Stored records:
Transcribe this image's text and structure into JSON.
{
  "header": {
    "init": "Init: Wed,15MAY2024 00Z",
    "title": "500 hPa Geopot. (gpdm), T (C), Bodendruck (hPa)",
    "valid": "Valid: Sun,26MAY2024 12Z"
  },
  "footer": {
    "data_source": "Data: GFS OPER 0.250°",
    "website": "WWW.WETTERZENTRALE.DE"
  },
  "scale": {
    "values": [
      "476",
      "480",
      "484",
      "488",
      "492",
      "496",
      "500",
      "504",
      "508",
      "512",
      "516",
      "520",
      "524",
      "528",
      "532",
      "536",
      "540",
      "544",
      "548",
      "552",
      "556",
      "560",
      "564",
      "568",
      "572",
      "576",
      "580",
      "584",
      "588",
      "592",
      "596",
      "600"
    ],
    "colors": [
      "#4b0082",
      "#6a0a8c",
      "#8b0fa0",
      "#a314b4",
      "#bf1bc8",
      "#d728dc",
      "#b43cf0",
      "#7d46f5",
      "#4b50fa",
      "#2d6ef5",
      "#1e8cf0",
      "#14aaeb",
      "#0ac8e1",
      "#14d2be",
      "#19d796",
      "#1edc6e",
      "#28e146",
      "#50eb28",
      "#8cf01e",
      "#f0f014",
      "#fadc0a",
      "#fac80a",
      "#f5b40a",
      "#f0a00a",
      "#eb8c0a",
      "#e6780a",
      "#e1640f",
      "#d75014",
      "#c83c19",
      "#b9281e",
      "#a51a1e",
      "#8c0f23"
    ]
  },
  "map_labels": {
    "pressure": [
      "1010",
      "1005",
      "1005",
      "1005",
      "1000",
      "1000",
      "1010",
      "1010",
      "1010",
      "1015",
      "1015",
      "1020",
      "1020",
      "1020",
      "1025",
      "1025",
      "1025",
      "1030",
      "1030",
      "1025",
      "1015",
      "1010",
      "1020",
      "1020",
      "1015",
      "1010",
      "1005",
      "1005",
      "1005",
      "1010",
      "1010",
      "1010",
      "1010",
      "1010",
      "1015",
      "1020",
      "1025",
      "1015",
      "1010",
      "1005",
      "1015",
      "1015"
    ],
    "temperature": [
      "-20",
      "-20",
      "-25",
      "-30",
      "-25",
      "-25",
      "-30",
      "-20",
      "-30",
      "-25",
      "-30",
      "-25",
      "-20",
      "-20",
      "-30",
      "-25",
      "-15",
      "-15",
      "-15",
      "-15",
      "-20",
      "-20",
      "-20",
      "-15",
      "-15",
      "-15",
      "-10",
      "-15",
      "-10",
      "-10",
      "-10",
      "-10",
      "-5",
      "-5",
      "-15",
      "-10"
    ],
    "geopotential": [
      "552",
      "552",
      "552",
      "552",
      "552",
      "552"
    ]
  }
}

## [Aim of the exercise]
Return all of the entries exactly as they were supplied.

## [Exercise answer]
Transcribe this image's text and structure into JSON.
{
  "header": {
    "init": "Init: Wed,15MAY2024 00Z",
    "title": "500 hPa Geopot. (gpdm), T (C), Bodendruck (hPa)",
    "valid": "Valid: Sun,26MAY2024 12Z"
  },
  "footer": {
    "data_source": "Data: GFS OPER 0.250°",
    "website": "WWW.WETTERZENTRALE.DE"
  },
  "scale": {
    "values": [
      "476",
      "480",
      "484",
      "488",
      "492",
      "496",
      "500",
      "504",
      "508",
      "512",
      "516",
      "520",
      "524",
      "528",
      "532",
      "536",
      "540",
      "544",
      "548",
      "552",
      "556",
      "560",
      "564",
      "568",
      "572",
      "576",
      "580",
      "584",
      "588",
      "592",
      "596",
      "600"
    ],
    "colors": [
      "#4b0082",
      "#6a0a8c",
      "#8b0fa0",
      "#a314b4",
      "#bf1bc8",
      "#d728dc",
      "#b43cf0",
      "#7d46f5",
      "#4b50fa",
      "#2d6ef5",
      "#1e8cf0",
      "#14aaeb",
      "#0ac8e1",
      "#14d2be",
      "#19d796",
      "#1edc6e",
      "#28e146",
      "#50eb28",
      "#8cf01e",
      "#f0f014",
      "#fadc0a",
      "#fac80a",
      "#f5b40a",
      "#f0a00a",
      "#eb8c0a",
      "#e6780a",
      "#e1640f",
      "#d75014",
      "#c83c19",
      "#b9281e",
      "#a51a1e",
      "#8c0f23"
    ]
  },
  "map_labels": {
    "pressure": [
      "1010",
      "1005",
      "1005",
      "1005",
      "1000",
      "1000",
      "1010",
      "1010",
      "1010",
      "1015",
      "1015",
      "1020",
      "1020",
      "1020",
      "1025",
      "1025",
      "1025",
      "1030",
      "1030",
      "1025",
      "1015",
      "1010",
      "1020",
      "1020",
      "1015",
      "1010",
      "1005",
      "1005",
      "1005",
      "1010",
      "1010",
      "1010",
      "1010",
      "1010",
      "1015",
      "1020",
      "1025",
      "1015",
      "1010",
      "1005",
      "1015",
      "1015"
    ],
    "temperature": [
      "-20",
      "-20",
      "-25",
      "-30",
      "-25",
      "-25",
      "-30",
      "-20",
      "-30",
      "-25",
      "-30",
      "-25",
      "-20",
      "-20",
      "-30",
      "-25",
      "-15",
      "-15",
      "-15",
      "-15",
      "-20",
      "-20",
      "-20",
      "-15",
      "-15",
      "-15",
      "-10",
      "-15",
      "-10",
      "-10",
      "-10",
      "-10",
      "-5",
      "-5",
      "-15",
      "-10"
    ],
    "geopotential": [
      "552",
      "552",
      "552",
      "552",
      "552",
      "552"
    ]
  }
}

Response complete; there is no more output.